--- Source records ---

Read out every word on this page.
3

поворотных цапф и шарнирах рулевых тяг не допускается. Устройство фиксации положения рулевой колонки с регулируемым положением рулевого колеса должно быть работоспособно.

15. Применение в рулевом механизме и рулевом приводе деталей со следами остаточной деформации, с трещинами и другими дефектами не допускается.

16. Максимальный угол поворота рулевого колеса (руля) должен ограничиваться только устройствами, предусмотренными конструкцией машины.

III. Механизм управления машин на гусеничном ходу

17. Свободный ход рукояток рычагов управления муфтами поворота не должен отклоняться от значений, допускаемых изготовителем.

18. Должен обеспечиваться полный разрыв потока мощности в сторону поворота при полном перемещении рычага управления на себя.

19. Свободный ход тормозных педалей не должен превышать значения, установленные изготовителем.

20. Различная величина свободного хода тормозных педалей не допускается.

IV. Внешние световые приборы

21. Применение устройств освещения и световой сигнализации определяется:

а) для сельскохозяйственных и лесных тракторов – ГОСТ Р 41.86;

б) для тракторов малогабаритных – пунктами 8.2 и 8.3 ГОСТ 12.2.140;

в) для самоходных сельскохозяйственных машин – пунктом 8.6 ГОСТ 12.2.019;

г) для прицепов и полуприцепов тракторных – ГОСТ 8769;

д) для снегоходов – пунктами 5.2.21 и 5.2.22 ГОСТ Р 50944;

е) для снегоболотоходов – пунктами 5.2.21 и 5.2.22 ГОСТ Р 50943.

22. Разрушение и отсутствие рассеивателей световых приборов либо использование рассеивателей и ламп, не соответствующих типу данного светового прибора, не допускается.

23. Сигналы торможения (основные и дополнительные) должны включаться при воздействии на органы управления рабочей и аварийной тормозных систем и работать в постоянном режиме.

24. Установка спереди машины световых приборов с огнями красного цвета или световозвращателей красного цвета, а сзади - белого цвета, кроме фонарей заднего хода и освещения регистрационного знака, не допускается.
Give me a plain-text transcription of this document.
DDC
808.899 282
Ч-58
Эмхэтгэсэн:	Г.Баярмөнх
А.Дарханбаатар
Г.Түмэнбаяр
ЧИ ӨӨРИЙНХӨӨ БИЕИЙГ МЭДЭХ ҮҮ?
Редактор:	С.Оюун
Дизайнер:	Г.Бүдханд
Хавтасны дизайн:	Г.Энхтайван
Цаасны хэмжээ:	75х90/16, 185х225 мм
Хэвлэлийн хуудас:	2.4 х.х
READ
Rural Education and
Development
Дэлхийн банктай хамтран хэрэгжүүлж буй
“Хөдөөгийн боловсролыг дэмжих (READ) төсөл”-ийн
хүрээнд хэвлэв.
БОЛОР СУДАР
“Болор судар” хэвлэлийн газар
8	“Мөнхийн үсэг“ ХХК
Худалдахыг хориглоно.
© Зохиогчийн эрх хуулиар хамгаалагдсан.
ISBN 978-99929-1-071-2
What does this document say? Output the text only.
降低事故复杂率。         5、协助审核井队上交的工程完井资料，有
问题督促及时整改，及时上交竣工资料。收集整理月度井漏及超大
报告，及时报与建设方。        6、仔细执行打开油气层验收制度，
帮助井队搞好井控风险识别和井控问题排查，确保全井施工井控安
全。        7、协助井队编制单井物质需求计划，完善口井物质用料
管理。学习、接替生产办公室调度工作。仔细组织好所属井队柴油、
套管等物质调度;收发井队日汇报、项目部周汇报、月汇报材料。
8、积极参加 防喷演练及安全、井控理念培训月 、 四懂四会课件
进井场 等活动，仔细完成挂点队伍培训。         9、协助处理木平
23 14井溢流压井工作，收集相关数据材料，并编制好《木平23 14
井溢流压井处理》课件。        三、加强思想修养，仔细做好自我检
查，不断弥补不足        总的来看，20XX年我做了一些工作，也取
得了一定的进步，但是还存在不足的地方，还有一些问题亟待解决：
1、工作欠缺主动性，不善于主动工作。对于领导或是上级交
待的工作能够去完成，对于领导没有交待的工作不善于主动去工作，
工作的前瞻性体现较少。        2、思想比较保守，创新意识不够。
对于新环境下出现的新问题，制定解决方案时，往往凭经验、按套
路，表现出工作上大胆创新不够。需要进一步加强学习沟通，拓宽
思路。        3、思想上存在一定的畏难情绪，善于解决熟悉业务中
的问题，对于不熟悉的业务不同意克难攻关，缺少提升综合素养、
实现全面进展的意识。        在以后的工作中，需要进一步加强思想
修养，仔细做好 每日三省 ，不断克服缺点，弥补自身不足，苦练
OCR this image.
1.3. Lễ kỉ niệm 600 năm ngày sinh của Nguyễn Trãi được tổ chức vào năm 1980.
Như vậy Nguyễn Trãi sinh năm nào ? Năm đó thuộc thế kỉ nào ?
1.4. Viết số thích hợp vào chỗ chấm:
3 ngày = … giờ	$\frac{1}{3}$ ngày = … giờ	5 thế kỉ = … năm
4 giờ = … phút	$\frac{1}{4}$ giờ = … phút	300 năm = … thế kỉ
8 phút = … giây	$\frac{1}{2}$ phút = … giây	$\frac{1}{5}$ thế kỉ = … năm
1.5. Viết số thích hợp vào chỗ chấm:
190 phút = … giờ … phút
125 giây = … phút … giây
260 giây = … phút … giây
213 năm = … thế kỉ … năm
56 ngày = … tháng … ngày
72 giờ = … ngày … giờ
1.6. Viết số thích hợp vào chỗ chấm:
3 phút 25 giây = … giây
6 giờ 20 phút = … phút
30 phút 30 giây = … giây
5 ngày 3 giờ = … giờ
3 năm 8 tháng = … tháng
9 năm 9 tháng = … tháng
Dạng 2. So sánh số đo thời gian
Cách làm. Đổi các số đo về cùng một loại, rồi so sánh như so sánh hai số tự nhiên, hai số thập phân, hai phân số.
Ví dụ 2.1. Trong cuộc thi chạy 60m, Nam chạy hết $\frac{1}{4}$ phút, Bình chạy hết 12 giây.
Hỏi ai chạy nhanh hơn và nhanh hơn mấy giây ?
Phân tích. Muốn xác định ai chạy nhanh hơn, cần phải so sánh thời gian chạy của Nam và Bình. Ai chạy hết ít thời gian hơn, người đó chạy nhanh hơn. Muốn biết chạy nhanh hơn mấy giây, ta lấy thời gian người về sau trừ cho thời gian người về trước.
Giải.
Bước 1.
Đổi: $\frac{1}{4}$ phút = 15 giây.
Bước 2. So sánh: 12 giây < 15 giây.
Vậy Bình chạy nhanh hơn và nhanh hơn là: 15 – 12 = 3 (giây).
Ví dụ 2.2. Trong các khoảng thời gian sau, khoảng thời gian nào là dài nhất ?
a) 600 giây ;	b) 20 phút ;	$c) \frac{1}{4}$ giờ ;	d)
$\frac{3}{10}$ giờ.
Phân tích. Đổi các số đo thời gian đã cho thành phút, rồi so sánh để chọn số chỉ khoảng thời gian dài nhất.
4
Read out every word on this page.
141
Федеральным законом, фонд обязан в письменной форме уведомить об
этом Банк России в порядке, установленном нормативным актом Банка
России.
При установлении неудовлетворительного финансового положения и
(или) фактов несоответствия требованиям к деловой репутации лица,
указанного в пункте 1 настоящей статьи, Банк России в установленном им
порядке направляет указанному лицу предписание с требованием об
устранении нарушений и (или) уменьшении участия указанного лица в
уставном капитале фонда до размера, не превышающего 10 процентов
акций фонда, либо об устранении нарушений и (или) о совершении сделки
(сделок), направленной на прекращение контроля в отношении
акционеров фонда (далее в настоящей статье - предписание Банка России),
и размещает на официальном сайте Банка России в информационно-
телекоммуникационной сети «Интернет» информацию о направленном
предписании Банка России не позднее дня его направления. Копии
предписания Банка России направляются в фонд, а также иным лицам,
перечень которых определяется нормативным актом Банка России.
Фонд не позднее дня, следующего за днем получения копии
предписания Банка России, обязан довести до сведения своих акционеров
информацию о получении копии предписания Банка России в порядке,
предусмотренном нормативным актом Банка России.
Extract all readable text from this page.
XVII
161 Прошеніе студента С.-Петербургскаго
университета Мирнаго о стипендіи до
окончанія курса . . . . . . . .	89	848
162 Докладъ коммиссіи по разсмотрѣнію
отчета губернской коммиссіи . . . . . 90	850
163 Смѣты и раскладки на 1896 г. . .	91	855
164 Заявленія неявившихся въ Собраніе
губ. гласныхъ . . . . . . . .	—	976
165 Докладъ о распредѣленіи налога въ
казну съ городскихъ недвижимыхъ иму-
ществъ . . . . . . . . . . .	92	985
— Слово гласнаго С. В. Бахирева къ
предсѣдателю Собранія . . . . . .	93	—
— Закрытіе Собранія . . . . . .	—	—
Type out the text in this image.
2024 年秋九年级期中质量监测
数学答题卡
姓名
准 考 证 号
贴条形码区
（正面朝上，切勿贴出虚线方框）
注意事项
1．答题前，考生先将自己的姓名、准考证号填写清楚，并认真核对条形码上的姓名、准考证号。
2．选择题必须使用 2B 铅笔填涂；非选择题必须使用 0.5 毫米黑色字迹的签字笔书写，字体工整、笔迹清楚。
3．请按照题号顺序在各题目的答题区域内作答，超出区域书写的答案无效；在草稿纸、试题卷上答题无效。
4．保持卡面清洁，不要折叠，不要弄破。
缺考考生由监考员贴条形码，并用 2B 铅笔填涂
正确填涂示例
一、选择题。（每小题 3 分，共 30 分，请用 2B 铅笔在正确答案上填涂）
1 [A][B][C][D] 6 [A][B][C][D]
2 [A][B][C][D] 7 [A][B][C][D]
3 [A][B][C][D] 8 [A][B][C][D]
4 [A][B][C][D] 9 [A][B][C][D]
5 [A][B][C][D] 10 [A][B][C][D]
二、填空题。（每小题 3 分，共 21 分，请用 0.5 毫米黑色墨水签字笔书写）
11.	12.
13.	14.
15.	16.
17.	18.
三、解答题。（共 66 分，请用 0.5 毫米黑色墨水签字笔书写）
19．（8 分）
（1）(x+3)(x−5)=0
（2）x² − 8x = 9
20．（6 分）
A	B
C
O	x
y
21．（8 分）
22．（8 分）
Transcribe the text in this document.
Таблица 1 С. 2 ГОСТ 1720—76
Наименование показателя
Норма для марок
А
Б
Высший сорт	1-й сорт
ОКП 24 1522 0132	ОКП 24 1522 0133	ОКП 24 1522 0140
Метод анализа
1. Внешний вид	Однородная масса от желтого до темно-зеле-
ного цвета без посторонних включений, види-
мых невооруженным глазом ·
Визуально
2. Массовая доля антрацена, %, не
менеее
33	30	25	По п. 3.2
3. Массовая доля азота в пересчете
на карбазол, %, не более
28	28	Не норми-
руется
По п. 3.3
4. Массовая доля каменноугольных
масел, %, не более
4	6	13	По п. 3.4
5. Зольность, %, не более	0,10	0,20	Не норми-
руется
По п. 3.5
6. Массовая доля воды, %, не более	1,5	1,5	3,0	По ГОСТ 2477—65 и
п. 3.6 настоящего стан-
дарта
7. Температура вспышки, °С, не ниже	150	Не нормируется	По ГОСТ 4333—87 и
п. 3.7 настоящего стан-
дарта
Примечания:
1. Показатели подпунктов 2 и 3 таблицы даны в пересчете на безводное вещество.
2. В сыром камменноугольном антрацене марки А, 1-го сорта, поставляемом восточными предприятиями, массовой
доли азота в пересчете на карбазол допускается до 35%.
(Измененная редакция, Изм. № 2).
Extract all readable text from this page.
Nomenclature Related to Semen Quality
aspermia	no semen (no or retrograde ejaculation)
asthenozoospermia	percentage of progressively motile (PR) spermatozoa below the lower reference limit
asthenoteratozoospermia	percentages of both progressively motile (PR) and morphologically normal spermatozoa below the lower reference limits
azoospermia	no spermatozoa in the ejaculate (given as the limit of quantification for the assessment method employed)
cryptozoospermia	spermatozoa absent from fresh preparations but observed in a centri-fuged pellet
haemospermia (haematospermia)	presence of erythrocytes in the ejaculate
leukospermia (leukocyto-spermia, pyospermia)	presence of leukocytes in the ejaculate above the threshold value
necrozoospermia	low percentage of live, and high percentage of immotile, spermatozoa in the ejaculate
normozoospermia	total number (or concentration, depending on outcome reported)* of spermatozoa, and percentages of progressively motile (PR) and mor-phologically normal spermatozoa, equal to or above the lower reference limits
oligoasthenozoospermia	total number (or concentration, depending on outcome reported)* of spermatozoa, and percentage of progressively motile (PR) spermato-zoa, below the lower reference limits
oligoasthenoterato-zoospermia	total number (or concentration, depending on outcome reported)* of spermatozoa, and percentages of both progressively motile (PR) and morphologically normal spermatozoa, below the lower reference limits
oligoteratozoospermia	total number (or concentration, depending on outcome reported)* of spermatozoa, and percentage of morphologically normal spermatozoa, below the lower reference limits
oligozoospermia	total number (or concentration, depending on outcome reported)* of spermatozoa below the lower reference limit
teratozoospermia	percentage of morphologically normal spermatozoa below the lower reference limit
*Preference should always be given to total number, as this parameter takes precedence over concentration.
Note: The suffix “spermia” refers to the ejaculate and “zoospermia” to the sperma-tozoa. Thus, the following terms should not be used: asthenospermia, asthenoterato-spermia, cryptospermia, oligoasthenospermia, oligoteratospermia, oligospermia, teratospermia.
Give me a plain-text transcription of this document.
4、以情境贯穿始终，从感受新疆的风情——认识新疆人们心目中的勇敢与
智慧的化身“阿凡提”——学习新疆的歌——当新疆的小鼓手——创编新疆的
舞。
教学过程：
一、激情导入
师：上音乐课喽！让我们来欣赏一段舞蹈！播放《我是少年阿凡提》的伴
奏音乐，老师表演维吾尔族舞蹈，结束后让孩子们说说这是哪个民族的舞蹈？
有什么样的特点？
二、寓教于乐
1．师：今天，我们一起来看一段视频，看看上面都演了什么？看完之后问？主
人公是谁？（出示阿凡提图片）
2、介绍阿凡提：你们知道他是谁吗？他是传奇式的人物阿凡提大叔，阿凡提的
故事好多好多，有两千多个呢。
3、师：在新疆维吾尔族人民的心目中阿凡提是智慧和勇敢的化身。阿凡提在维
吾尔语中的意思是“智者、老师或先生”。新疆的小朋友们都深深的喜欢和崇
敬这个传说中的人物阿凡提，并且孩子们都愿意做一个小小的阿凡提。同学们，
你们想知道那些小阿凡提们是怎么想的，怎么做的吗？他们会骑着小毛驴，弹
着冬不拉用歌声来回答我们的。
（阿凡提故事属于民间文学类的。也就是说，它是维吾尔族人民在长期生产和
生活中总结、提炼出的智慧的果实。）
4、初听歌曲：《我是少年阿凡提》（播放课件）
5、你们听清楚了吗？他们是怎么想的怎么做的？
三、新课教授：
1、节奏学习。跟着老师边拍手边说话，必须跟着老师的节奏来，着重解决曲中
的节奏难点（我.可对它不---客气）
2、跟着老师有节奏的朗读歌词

---

Locate the lines above that contain "хода" and copy them.

20. Различная величина свободного хода тормозных педалей не допускается.
24. Установка спереди машины световых приборов с огнями красного цвета или световозвращателей красного цвета, а сзади - белого цвета, кроме фонарей заднего хода и освещения регистрационного знака, не допускается.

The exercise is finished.